- PROBLEM TO WORK ON
Look through the lines below and extract any with the word "agree".

[Start of DATASET EXTRACT]

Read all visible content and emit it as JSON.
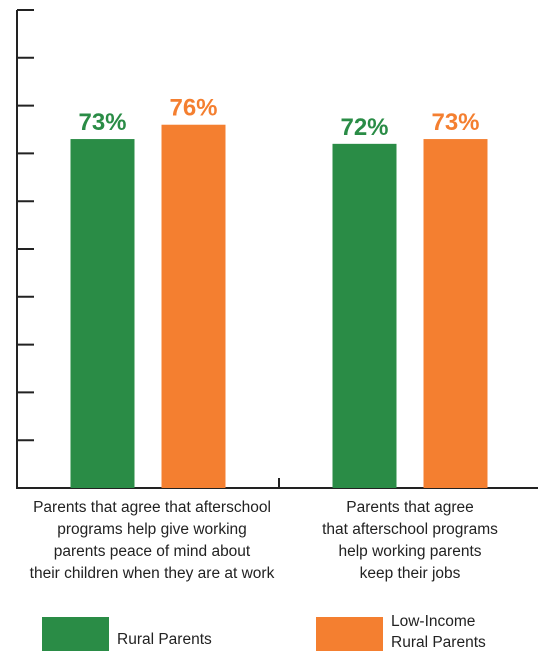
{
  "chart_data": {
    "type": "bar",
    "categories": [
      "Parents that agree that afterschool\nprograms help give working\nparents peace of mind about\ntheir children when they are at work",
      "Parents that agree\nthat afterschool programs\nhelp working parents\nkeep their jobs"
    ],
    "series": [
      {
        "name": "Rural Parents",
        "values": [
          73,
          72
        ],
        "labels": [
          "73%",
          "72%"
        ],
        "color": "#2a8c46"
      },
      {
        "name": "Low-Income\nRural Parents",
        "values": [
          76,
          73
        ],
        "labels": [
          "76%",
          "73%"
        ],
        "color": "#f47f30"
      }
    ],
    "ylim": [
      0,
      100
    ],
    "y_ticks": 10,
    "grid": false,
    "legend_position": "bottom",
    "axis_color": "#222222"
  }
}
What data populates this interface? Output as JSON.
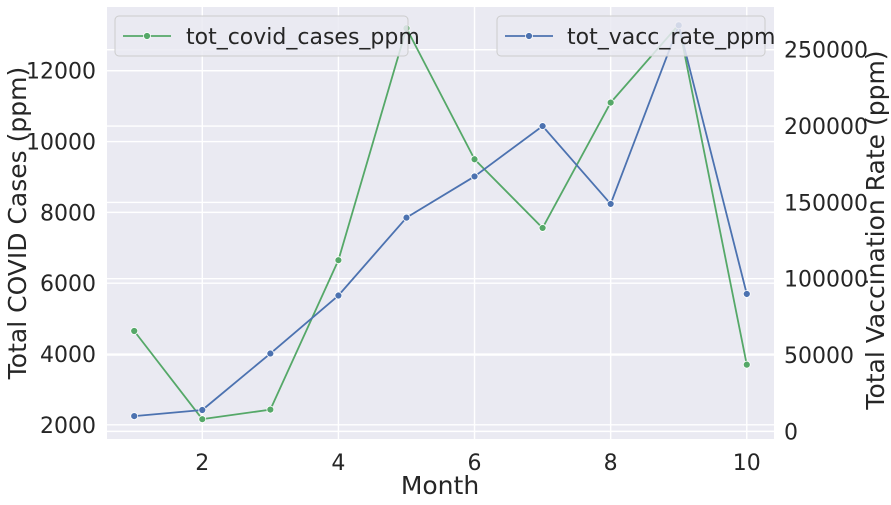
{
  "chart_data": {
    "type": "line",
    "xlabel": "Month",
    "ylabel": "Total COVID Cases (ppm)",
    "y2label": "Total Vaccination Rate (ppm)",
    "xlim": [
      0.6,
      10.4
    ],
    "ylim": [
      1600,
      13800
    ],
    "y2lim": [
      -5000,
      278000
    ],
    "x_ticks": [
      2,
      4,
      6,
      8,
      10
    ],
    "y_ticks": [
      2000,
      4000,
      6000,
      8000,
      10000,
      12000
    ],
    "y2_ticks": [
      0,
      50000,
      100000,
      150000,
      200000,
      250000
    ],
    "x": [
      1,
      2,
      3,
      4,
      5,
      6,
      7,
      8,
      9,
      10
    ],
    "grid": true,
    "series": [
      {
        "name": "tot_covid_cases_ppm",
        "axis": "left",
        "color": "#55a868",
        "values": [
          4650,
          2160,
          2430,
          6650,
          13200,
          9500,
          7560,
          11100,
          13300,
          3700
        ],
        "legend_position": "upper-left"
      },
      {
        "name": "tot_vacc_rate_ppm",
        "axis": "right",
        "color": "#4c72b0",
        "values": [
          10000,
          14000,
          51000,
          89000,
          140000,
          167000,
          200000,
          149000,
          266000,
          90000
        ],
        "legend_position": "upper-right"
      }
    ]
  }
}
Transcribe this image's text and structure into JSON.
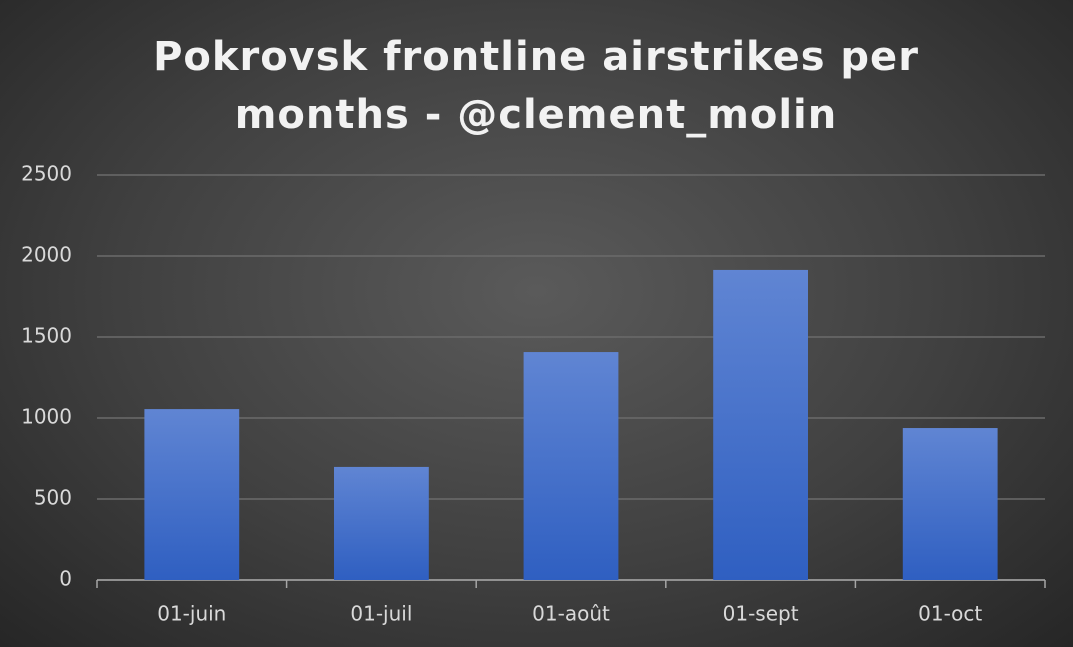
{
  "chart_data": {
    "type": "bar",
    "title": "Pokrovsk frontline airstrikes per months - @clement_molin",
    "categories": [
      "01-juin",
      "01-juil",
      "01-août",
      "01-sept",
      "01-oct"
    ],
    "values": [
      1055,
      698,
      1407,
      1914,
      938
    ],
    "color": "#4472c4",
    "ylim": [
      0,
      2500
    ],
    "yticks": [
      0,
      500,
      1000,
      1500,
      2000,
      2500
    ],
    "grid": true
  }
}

[End of DATASET EXTRACT]
[Start of DATASET EXTRACT]

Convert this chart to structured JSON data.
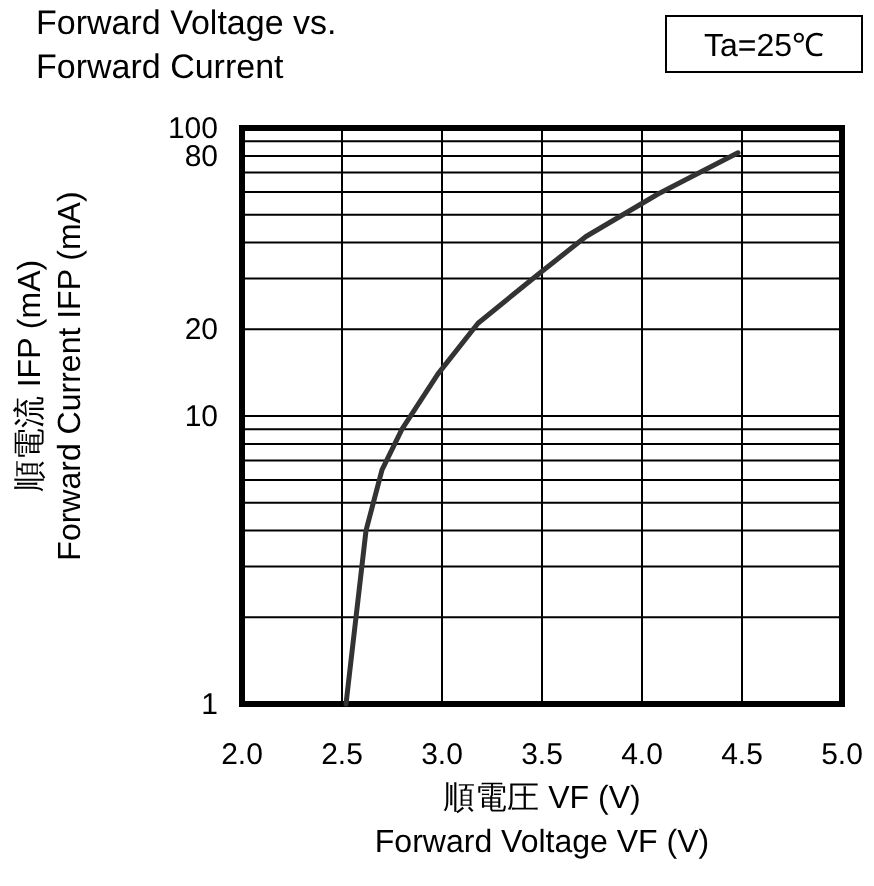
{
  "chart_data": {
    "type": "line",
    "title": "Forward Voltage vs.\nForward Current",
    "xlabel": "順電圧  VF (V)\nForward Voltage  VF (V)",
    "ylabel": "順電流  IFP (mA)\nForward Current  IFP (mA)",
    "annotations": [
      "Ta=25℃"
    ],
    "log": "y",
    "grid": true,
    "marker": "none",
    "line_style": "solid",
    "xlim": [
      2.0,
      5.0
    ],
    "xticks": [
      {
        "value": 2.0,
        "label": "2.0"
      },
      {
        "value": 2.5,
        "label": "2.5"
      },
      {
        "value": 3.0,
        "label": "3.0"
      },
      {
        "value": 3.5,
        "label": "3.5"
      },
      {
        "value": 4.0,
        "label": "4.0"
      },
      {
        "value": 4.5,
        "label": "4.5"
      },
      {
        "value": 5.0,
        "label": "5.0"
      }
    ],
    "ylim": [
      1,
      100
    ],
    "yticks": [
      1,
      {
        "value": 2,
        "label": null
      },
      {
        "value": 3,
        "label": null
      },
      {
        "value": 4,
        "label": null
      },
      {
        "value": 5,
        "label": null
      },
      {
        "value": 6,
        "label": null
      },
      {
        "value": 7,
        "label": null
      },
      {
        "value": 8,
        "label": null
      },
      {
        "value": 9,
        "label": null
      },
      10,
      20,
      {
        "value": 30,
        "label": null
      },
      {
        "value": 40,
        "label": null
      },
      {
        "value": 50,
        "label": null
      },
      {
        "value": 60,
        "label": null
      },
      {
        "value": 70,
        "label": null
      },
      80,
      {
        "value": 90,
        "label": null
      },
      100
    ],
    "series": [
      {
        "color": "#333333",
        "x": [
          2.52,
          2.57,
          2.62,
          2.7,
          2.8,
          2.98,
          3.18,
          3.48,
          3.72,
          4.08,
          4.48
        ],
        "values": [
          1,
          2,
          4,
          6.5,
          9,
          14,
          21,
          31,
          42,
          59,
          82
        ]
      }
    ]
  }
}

[End of DATASET EXTRACT]

- RESULT FOR THIS EXERCISE
      "Parents that agree that afterschool\nprograms help give working\nparents peace of mind about\ntheir children when they are at work",
      "Parents that agree\nthat afterschool programs\nhelp working parents\nkeep their jobs"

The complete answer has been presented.